>>

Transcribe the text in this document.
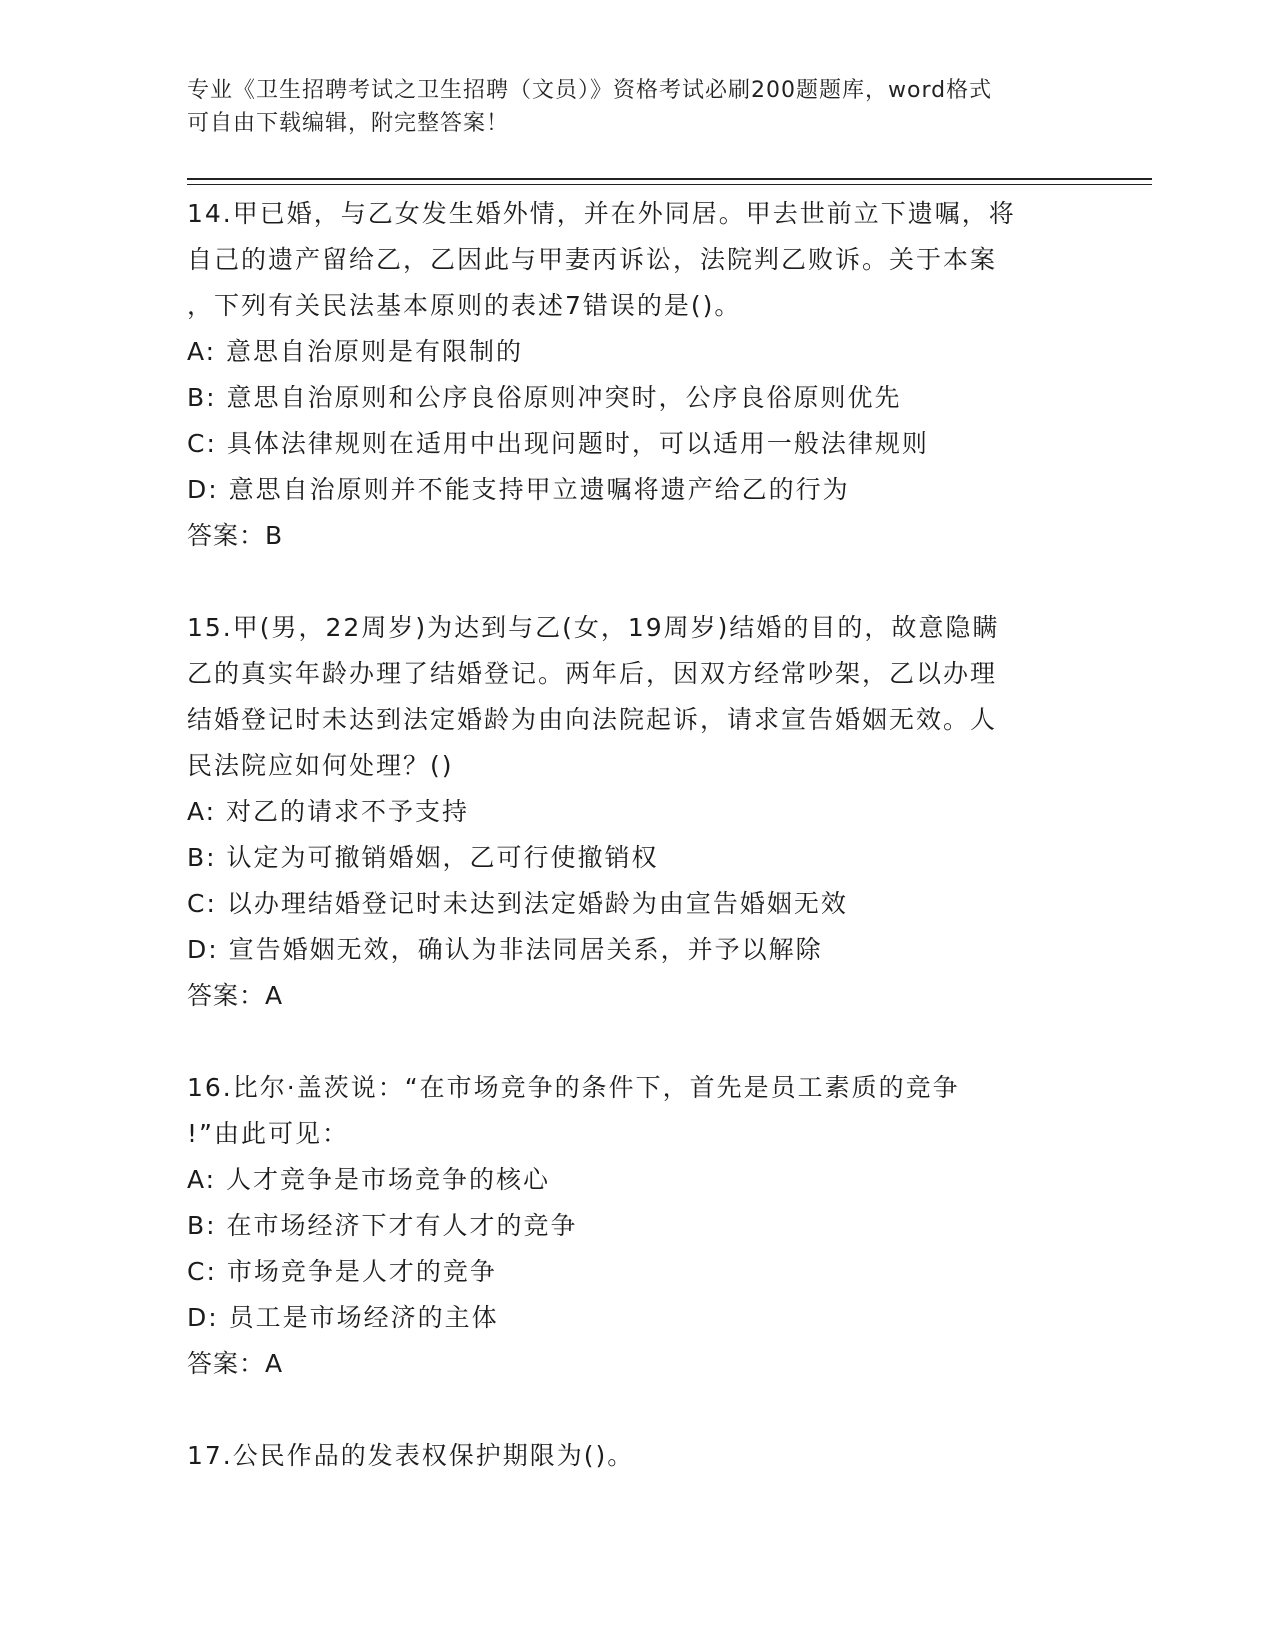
专业《卫生招聘考试之卫生招聘（文员）》资格考试必刷200题题库，word格式
可自由下载编辑，附完整答案！
14.甲已婚，与乙女发生婚外情，并在外同居。甲去世前立下遗嘱，将
自己的遗产留给乙，乙因此与甲妻丙诉讼，法院判乙败诉。关于本案
，下列有关民法基本原则的表述7错误的是()。
A: 意思自治原则是有限制的
B: 意思自治原则和公序良俗原则冲突时，公序良俗原则优先
C: 具体法律规则在适用中出现问题时，可以适用一般法律规则
D: 意思自治原则并不能支持甲立遗嘱将遗产给乙的行为
答案：B
15.甲(男，22周岁)为达到与乙(女，19周岁)结婚的目的，故意隐瞒
乙的真实年龄办理了结婚登记。两年后，因双方经常吵架，乙以办理
结婚登记时未达到法定婚龄为由向法院起诉，请求宣告婚姻无效。人
民法院应如何处理？()
A: 对乙的请求不予支持
B: 认定为可撤销婚姻，乙可行使撤销权
C: 以办理结婚登记时未达到法定婚龄为由宣告婚姻无效
D: 宣告婚姻无效，确认为非法同居关系，并予以解除
答案：A
16.比尔·盖茨说：“在市场竞争的条件下，首先是员工素质的竞争
!”由此可见：
A: 人才竞争是市场竞争的核心
B: 在市场经济下才有人才的竞争
C: 市场竞争是人才的竞争
D: 员工是市场经济的主体
答案：A
17.公民作品的发表权保护期限为()。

<<

#### Exercise directions
Every record above should be written out again exactly; the pictures stay out of the copy.

#### Task result
Transcribe the text in this document.
专业《卫生招聘考试之卫生招聘（文员）》资格考试必刷200题题库，word格式
可自由下载编辑，附完整答案！
14.甲已婚，与乙女发生婚外情，并在外同居。甲去世前立下遗嘱，将
自己的遗产留给乙，乙因此与甲妻丙诉讼，法院判乙败诉。关于本案
，下列有关民法基本原则的表述7错误的是()。
A: 意思自治原则是有限制的
B: 意思自治原则和公序良俗原则冲突时，公序良俗原则优先
C: 具体法律规则在适用中出现问题时，可以适用一般法律规则
D: 意思自治原则并不能支持甲立遗嘱将遗产给乙的行为
答案：B
15.甲(男，22周岁)为达到与乙(女，19周岁)结婚的目的，故意隐瞒
乙的真实年龄办理了结婚登记。两年后，因双方经常吵架，乙以办理
结婚登记时未达到法定婚龄为由向法院起诉，请求宣告婚姻无效。人
民法院应如何处理？()
A: 对乙的请求不予支持
B: 认定为可撤销婚姻，乙可行使撤销权
C: 以办理结婚登记时未达到法定婚龄为由宣告婚姻无效
D: 宣告婚姻无效，确认为非法同居关系，并予以解除
答案：A
16.比尔·盖茨说：“在市场竞争的条件下，首先是员工素质的竞争
!”由此可见：
A: 人才竞争是市场竞争的核心
B: 在市场经济下才有人才的竞争
C: 市场竞争是人才的竞争
D: 员工是市场经济的主体
答案：A
17.公民作品的发表权保护期限为()。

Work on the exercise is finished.